Collect each line holding the string "screenshot".

:: PROVIDED DATA ::

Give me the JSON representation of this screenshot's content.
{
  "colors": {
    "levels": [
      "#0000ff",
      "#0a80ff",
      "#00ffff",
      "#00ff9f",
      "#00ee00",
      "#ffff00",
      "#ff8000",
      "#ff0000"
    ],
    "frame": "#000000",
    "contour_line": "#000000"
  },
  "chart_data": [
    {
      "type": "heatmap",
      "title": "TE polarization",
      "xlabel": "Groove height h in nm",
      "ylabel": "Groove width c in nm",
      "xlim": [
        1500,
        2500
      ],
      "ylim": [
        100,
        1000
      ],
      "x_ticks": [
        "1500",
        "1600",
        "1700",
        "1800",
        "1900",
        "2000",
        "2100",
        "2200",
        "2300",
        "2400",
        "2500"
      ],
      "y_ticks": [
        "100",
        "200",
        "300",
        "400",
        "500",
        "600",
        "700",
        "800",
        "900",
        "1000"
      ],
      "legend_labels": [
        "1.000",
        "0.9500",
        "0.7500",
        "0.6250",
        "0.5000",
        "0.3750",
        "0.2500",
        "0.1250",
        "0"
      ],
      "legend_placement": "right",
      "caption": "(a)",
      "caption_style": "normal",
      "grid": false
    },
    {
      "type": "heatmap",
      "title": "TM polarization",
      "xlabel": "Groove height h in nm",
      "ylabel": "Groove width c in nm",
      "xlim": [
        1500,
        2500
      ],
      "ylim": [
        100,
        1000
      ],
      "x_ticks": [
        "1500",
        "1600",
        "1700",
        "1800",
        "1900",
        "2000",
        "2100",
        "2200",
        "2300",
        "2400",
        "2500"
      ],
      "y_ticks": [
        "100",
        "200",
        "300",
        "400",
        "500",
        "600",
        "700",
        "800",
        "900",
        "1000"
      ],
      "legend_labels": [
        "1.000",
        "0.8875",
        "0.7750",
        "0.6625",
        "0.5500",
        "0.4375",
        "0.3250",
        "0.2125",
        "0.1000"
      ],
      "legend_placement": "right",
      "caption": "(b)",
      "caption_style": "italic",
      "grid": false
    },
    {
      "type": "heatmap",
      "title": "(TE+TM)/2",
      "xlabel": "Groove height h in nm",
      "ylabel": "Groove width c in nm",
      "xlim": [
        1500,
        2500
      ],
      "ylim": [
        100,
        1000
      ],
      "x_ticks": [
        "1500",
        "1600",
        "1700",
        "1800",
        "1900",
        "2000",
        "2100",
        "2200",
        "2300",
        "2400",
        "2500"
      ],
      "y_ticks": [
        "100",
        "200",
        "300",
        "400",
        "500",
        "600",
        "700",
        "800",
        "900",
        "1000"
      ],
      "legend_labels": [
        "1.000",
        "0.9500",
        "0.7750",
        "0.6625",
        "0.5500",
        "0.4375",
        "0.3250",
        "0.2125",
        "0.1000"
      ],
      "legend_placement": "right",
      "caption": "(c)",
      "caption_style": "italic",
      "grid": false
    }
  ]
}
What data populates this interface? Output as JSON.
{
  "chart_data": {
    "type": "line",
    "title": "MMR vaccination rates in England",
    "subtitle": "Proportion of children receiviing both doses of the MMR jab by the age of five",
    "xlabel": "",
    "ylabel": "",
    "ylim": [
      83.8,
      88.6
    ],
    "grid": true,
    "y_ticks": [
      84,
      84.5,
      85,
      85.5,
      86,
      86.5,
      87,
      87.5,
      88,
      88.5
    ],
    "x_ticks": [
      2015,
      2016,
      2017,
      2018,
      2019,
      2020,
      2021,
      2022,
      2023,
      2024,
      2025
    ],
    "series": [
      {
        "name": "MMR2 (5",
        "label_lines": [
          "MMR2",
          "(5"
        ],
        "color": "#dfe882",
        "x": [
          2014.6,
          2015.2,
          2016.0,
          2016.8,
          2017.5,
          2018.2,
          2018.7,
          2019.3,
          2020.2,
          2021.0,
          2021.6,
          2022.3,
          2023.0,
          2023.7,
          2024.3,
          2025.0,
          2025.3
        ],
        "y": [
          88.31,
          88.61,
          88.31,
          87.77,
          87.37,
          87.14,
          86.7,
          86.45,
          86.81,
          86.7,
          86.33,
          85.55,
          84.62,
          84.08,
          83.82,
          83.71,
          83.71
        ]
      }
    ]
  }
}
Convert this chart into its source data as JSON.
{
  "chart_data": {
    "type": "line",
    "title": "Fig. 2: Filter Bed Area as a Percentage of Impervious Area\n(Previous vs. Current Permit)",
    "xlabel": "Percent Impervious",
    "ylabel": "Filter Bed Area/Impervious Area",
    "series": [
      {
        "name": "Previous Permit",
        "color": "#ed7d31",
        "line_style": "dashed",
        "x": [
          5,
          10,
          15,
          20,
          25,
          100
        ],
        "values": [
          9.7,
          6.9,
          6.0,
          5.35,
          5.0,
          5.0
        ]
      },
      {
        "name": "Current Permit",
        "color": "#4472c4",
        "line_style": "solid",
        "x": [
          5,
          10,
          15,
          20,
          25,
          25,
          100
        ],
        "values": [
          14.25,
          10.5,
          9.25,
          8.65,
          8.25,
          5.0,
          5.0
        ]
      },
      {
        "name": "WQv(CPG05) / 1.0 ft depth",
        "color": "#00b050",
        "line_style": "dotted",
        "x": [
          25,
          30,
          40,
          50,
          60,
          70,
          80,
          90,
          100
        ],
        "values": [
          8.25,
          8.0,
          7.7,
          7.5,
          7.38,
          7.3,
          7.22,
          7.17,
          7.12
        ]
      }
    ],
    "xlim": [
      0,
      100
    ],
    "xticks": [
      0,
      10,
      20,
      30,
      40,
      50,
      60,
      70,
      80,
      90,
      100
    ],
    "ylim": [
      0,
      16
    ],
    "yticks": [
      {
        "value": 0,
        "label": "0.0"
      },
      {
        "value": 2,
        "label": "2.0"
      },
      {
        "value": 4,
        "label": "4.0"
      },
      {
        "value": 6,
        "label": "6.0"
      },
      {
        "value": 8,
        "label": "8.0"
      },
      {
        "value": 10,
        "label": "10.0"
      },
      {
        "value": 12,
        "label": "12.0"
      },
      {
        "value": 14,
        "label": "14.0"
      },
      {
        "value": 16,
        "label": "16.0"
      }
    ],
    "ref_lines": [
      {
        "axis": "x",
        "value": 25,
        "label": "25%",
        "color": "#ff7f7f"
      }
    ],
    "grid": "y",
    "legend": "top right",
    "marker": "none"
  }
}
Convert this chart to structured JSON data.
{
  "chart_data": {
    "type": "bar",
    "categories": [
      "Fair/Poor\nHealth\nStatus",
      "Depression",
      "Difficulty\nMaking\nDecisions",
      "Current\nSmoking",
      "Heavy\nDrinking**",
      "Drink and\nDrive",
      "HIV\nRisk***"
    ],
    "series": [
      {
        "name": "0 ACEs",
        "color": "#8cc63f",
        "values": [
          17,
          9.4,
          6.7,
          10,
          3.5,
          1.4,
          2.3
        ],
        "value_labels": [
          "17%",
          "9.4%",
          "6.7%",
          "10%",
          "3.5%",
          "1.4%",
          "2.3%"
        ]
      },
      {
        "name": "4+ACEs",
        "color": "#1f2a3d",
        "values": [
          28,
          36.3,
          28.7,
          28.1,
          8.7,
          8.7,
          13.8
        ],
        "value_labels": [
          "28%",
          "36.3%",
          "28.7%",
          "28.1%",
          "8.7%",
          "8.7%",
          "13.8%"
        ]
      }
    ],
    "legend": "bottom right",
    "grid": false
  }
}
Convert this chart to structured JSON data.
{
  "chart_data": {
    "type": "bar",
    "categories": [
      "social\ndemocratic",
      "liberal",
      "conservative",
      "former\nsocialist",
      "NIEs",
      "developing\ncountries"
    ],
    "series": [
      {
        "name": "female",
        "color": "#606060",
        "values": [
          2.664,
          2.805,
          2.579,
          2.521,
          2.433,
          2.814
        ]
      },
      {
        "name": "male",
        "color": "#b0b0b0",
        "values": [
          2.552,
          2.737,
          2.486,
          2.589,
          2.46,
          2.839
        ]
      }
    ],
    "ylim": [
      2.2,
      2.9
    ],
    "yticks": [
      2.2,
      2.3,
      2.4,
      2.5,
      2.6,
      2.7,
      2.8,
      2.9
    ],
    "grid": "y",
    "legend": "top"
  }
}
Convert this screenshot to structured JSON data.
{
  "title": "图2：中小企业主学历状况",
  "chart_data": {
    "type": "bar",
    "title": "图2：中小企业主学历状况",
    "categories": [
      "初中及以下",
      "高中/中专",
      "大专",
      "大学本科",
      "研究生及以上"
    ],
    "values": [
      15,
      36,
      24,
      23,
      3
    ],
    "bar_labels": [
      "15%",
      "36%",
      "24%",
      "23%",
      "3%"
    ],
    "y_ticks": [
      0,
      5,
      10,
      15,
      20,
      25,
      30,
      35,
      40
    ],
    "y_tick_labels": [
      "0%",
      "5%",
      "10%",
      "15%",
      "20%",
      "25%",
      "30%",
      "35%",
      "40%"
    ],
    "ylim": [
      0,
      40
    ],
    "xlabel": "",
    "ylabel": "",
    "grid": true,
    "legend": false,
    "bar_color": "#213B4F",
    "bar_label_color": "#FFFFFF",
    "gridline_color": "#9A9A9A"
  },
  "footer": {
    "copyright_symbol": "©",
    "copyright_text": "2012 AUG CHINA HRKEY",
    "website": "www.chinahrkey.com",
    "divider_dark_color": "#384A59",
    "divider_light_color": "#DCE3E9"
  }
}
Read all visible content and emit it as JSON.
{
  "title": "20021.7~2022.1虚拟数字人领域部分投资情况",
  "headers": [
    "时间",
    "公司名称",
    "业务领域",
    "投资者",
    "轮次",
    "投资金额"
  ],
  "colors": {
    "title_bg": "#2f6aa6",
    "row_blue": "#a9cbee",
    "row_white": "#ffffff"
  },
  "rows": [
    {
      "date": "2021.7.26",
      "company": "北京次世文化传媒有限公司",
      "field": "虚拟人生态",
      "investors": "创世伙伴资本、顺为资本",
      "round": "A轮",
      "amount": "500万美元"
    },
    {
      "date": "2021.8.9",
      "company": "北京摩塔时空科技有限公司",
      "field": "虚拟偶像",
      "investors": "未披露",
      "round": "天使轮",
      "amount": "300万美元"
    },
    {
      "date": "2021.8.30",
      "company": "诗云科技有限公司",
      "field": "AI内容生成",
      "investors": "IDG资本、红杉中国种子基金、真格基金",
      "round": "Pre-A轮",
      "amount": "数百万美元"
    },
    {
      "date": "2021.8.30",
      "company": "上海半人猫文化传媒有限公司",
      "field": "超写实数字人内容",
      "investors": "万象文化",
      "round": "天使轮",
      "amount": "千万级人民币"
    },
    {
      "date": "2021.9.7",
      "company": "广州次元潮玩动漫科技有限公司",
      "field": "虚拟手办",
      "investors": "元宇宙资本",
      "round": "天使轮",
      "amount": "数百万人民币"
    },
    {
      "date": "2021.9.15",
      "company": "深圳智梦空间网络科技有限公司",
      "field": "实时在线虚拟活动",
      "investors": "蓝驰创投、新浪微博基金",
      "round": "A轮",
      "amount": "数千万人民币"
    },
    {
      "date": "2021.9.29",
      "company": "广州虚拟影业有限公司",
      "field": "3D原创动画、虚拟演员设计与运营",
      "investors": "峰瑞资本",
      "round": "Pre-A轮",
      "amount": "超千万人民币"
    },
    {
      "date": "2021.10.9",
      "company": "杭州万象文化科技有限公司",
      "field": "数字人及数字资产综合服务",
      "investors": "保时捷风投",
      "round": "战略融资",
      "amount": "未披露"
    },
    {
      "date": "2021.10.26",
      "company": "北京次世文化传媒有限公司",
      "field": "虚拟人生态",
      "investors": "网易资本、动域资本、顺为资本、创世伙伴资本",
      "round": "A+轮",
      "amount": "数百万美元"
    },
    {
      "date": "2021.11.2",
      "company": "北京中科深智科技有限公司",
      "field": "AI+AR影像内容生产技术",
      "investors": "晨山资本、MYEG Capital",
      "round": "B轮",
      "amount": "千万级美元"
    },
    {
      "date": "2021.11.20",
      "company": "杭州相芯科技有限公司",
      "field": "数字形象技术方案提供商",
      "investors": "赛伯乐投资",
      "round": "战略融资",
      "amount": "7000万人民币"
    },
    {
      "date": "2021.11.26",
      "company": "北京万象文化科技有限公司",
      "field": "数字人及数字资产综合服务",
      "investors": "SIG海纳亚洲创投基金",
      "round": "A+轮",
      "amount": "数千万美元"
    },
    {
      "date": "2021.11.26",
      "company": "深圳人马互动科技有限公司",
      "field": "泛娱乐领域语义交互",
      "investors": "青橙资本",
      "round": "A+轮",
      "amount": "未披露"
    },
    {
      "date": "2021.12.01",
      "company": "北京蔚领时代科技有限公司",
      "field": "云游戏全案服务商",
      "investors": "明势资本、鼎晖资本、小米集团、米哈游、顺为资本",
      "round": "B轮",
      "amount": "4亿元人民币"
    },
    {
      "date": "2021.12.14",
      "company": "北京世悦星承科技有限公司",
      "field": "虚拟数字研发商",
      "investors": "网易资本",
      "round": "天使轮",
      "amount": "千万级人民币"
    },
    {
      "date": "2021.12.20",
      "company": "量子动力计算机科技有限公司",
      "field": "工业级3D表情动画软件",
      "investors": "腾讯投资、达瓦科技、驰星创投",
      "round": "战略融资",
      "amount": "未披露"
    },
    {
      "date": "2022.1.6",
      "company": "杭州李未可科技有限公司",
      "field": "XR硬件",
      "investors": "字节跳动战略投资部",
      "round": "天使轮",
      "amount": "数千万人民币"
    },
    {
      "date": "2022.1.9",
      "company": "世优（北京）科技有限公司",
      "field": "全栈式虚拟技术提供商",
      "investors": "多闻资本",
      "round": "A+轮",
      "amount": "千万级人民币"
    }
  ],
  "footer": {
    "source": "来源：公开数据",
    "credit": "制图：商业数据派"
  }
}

:::

■ THE COMPLETED TASK:
Give me the JSON representation of this screenshot's content.
Convert this screenshot to structured JSON data.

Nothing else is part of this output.